Dataset records:

—————

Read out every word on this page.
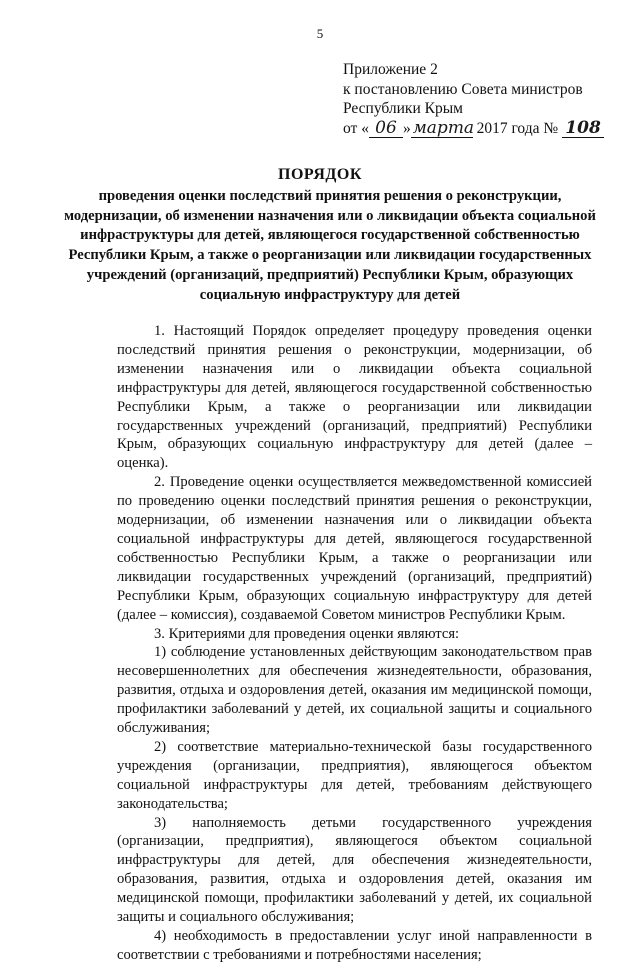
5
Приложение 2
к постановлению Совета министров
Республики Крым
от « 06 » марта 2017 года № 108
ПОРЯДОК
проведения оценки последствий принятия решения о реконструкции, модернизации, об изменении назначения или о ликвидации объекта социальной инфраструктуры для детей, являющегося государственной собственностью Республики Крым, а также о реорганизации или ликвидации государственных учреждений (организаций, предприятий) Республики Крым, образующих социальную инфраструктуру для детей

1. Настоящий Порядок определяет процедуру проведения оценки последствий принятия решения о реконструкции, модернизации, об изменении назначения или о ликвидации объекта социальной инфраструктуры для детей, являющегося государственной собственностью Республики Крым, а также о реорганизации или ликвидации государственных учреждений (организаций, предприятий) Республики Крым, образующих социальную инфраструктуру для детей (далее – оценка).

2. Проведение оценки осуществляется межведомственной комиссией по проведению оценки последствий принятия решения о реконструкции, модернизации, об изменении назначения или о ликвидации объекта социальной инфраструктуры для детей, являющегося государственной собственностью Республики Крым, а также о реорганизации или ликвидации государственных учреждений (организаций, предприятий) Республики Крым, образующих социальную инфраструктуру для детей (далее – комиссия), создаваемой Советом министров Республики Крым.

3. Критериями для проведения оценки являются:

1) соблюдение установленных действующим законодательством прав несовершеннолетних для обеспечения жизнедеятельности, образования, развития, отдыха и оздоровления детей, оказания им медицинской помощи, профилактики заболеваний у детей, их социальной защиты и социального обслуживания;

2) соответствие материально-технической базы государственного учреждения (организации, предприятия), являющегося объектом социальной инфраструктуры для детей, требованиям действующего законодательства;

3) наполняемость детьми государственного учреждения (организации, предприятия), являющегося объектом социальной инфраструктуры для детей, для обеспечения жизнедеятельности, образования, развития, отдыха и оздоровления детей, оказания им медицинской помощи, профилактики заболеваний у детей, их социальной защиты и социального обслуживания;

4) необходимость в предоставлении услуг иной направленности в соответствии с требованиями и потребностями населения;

—————

Problem requirements:
Copy out all of the data word for word. Do not carry over any picture.

Answer below:
Read out every word on this page.
5
Приложение 2
к постановлению Совета министров
Республики Крым
от « 06 » марта 2017 года № 108
ПОРЯДОК
проведения оценки последствий принятия решения о реконструкции, модернизации, об изменении назначения или о ликвидации объекта социальной инфраструктуры для детей, являющегося государственной собственностью Республики Крым, а также о реорганизации или ликвидации государственных учреждений (организаций, предприятий) Республики Крым, образующих социальную инфраструктуру для детей

1. Настоящий Порядок определяет процедуру проведения оценки последствий принятия решения о реконструкции, модернизации, об изменении назначения или о ликвидации объекта социальной инфраструктуры для детей, являющегося государственной собственностью Республики Крым, а также о реорганизации или ликвидации государственных учреждений (организаций, предприятий) Республики Крым, образующих социальную инфраструктуру для детей (далее – оценка).

2. Проведение оценки осуществляется межведомственной комиссией по проведению оценки последствий принятия решения о реконструкции, модернизации, об изменении назначения или о ликвидации объекта социальной инфраструктуры для детей, являющегося государственной собственностью Республики Крым, а также о реорганизации или ликвидации государственных учреждений (организаций, предприятий) Республики Крым, образующих социальную инфраструктуру для детей (далее – комиссия), создаваемой Советом министров Республики Крым.

3. Критериями для проведения оценки являются:

1) соблюдение установленных действующим законодательством прав несовершеннолетних для обеспечения жизнедеятельности, образования, развития, отдыха и оздоровления детей, оказания им медицинской помощи, профилактики заболеваний у детей, их социальной защиты и социального обслуживания;

2) соответствие материально-технической базы государственного учреждения (организации, предприятия), являющегося объектом социальной инфраструктуры для детей, требованиям действующего законодательства;

3) наполняемость детьми государственного учреждения (организации, предприятия), являющегося объектом социальной инфраструктуры для детей, для обеспечения жизнедеятельности, образования, развития, отдыха и оздоровления детей, оказания им медицинской помощи, профилактики заболеваний у детей, их социальной защиты и социального обслуживания;

4) необходимость в предоставлении услуг иной направленности в соответствии с требованиями и потребностями населения;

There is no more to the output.